# start of Dataset rows

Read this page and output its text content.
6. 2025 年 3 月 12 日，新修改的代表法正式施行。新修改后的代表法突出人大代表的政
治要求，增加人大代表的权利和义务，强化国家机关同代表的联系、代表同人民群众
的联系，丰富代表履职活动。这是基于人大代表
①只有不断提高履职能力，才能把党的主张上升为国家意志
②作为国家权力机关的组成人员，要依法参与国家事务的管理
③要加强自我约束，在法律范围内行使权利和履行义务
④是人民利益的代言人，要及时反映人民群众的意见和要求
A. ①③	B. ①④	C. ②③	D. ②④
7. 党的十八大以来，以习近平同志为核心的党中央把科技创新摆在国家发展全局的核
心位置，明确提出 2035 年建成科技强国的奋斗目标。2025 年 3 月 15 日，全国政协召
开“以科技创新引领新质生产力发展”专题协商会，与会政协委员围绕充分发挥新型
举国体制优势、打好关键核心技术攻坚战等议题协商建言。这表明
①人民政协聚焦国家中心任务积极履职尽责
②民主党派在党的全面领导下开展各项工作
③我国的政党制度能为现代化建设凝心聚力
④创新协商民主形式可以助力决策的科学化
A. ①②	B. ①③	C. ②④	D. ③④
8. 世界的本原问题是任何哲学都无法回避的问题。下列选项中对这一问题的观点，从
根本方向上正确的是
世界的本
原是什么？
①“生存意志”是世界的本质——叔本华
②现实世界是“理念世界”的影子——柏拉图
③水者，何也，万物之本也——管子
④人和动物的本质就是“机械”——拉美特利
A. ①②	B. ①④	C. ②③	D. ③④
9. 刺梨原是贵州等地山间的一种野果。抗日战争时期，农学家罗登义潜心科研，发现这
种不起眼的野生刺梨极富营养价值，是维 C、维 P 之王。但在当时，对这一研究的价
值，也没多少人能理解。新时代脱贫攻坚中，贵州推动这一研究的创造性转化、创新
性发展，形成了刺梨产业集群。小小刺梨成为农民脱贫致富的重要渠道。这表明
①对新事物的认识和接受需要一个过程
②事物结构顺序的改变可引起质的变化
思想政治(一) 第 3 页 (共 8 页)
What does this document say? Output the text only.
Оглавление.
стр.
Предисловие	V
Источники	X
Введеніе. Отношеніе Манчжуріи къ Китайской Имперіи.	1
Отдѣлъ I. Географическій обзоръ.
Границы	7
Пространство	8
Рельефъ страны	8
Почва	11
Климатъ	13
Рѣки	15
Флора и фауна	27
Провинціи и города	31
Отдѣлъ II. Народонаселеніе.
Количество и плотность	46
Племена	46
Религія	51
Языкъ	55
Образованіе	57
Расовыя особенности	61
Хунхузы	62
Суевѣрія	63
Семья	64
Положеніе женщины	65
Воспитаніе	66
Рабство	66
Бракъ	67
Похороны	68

# end of Dataset rows

__What you have to do__. Copy all the entries verbatim.

__Complete answer__.
Read this page and output its text content.
6. 2025 年 3 月 12 日，新修改的代表法正式施行。新修改后的代表法突出人大代表的政
治要求，增加人大代表的权利和义务，强化国家机关同代表的联系、代表同人民群众
的联系，丰富代表履职活动。这是基于人大代表
①只有不断提高履职能力，才能把党的主张上升为国家意志
②作为国家权力机关的组成人员，要依法参与国家事务的管理
③要加强自我约束，在法律范围内行使权利和履行义务
④是人民利益的代言人，要及时反映人民群众的意见和要求
A. ①③	B. ①④	C. ②③	D. ②④
7. 党的十八大以来，以习近平同志为核心的党中央把科技创新摆在国家发展全局的核
心位置，明确提出 2035 年建成科技强国的奋斗目标。2025 年 3 月 15 日，全国政协召
开“以科技创新引领新质生产力发展”专题协商会，与会政协委员围绕充分发挥新型
举国体制优势、打好关键核心技术攻坚战等议题协商建言。这表明
①人民政协聚焦国家中心任务积极履职尽责
②民主党派在党的全面领导下开展各项工作
③我国的政党制度能为现代化建设凝心聚力
④创新协商民主形式可以助力决策的科学化
A. ①②	B. ①③	C. ②④	D. ③④
8. 世界的本原问题是任何哲学都无法回避的问题。下列选项中对这一问题的观点，从
根本方向上正确的是
世界的本
原是什么？
①“生存意志”是世界的本质——叔本华
②现实世界是“理念世界”的影子——柏拉图
③水者，何也，万物之本也——管子
④人和动物的本质就是“机械”——拉美特利
A. ①②	B. ①④	C. ②③	D. ③④
9. 刺梨原是贵州等地山间的一种野果。抗日战争时期，农学家罗登义潜心科研，发现这
种不起眼的野生刺梨极富营养价值，是维 C、维 P 之王。但在当时，对这一研究的价
值，也没多少人能理解。新时代脱贫攻坚中，贵州推动这一研究的创造性转化、创新
性发展，形成了刺梨产业集群。小小刺梨成为农民脱贫致富的重要渠道。这表明
①对新事物的认识和接受需要一个过程
②事物结构顺序的改变可引起质的变化
思想政治(一) 第 3 页 (共 8 页)
What does this document say? Output the text only.
Оглавление.
стр.
Предисловие	V
Источники	X
Введеніе. Отношеніе Манчжуріи къ Китайской Имперіи.	1
Отдѣлъ I. Географическій обзоръ.
Границы	7
Пространство	8
Рельефъ страны	8
Почва	11
Климатъ	13
Рѣки	15
Флора и фауна	27
Провинціи и города	31
Отдѣлъ II. Народонаселеніе.
Количество и плотность	46
Племена	46
Религія	51
Языкъ	55
Образованіе	57
Расовыя особенности	61
Хунхузы	62
Суевѣрія	63
Семья	64
Положеніе женщины	65
Воспитаніе	66
Рабство	66
Бракъ	67
Похороны	68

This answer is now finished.